SUPPLIED DATA —
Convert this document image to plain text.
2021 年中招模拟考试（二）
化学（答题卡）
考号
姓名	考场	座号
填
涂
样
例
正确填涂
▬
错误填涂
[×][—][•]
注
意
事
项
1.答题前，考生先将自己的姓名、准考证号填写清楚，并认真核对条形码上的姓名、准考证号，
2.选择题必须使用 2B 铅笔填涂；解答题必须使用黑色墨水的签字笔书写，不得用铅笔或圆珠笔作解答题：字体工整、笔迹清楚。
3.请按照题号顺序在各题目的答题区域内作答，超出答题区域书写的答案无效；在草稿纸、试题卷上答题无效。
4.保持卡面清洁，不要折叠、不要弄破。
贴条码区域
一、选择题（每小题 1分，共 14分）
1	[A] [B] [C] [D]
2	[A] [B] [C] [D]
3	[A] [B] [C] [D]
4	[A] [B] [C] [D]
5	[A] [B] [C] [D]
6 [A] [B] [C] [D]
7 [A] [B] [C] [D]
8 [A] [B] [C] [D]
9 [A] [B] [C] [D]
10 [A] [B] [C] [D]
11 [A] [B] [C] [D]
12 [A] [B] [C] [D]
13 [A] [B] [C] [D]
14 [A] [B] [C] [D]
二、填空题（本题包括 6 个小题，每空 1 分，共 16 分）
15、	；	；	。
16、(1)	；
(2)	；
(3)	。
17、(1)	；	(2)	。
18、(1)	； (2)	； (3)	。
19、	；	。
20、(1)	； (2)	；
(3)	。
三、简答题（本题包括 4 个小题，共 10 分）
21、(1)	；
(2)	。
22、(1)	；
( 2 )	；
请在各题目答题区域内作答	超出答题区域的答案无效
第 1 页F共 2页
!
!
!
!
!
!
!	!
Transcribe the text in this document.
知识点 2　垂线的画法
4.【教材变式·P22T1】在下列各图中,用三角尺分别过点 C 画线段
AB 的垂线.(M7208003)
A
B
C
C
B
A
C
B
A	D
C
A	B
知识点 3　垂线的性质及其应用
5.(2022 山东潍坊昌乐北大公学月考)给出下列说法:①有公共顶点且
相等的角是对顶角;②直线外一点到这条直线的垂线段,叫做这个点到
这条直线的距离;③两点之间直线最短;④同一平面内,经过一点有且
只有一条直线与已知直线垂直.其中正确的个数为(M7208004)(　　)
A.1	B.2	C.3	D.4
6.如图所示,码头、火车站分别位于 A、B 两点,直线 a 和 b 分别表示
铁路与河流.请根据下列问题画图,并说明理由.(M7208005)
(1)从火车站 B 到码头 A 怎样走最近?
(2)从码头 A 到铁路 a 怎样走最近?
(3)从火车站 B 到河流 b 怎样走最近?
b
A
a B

==

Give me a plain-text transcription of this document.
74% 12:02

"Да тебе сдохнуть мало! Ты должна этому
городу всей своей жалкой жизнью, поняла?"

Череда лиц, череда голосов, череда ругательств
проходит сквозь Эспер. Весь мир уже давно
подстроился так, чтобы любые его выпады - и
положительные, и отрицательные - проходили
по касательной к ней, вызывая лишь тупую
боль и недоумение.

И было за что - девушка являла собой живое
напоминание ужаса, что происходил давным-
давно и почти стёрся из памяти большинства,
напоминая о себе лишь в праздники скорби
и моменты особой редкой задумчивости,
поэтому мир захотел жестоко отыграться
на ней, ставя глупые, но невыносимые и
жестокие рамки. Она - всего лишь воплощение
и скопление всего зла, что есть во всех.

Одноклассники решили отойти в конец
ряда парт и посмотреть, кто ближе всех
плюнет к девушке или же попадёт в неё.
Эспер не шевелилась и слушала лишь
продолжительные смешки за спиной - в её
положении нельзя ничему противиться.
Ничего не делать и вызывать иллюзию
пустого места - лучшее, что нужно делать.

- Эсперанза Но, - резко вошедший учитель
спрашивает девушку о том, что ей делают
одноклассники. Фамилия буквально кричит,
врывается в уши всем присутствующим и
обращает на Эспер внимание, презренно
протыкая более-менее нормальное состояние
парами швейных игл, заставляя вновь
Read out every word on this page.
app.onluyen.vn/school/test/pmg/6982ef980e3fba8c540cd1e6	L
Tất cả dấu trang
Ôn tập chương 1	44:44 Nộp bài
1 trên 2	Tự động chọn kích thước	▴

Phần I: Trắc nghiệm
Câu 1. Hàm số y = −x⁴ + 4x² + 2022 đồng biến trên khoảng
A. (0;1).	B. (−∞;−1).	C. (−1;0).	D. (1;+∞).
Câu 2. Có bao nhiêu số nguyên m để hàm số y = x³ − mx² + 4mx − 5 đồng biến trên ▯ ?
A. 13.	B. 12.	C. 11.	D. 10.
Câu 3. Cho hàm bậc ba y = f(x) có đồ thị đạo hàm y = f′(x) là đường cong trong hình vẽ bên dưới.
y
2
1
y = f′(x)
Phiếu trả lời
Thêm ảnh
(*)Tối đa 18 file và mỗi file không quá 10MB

---

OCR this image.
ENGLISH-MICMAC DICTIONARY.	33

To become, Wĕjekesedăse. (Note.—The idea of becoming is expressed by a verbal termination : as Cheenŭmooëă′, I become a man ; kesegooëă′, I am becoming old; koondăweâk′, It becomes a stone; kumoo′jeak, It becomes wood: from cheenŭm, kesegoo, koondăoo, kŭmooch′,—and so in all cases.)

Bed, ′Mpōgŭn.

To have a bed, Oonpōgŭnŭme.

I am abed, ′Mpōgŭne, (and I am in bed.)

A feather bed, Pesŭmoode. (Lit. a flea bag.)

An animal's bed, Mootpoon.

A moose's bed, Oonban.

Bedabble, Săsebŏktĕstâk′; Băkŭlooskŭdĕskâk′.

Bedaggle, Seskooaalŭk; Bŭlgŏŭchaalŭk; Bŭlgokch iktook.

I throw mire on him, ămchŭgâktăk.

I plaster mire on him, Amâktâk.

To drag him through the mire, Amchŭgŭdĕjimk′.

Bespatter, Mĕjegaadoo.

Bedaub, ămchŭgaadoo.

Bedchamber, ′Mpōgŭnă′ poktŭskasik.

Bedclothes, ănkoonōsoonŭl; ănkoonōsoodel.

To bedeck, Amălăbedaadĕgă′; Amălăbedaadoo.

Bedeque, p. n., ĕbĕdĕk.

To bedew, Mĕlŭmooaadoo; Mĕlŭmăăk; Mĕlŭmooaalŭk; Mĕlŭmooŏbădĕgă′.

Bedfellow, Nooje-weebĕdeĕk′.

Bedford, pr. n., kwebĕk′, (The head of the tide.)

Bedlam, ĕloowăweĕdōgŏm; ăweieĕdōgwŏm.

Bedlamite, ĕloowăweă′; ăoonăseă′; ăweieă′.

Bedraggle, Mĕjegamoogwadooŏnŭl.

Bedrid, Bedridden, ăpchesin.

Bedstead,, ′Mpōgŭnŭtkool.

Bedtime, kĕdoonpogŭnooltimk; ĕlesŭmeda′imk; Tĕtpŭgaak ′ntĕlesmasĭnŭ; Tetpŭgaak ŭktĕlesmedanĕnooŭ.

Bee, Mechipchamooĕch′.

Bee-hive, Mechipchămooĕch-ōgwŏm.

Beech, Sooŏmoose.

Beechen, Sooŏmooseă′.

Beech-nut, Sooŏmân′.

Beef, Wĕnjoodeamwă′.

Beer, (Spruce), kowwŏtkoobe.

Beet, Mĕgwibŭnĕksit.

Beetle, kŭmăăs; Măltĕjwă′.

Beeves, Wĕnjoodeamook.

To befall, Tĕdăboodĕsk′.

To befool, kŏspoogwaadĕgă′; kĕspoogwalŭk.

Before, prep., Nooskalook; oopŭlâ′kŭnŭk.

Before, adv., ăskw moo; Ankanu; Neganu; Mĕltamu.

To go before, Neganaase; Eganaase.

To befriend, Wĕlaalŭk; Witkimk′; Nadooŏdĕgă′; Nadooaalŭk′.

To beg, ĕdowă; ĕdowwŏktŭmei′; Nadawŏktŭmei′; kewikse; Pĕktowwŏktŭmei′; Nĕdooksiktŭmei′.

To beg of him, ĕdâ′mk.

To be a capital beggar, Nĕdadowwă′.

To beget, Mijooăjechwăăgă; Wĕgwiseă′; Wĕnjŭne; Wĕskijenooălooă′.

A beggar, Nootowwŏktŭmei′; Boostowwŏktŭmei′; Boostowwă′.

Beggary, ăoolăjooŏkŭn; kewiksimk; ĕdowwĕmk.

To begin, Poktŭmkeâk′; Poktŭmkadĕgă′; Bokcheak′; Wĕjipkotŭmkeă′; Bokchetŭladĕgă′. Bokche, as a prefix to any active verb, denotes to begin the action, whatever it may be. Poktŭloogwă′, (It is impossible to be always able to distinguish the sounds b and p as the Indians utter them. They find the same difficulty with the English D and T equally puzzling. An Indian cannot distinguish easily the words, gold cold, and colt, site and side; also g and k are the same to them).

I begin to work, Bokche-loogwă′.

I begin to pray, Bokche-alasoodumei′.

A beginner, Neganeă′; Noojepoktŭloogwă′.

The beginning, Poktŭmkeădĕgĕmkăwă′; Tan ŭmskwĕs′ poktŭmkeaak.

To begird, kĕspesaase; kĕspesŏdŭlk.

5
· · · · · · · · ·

WHAT YOU ARE ASKED TO DO — Look through the entries above and list every line containing "image".

THE RESPONSE —
Convert this document image to plain text.
OCR this image.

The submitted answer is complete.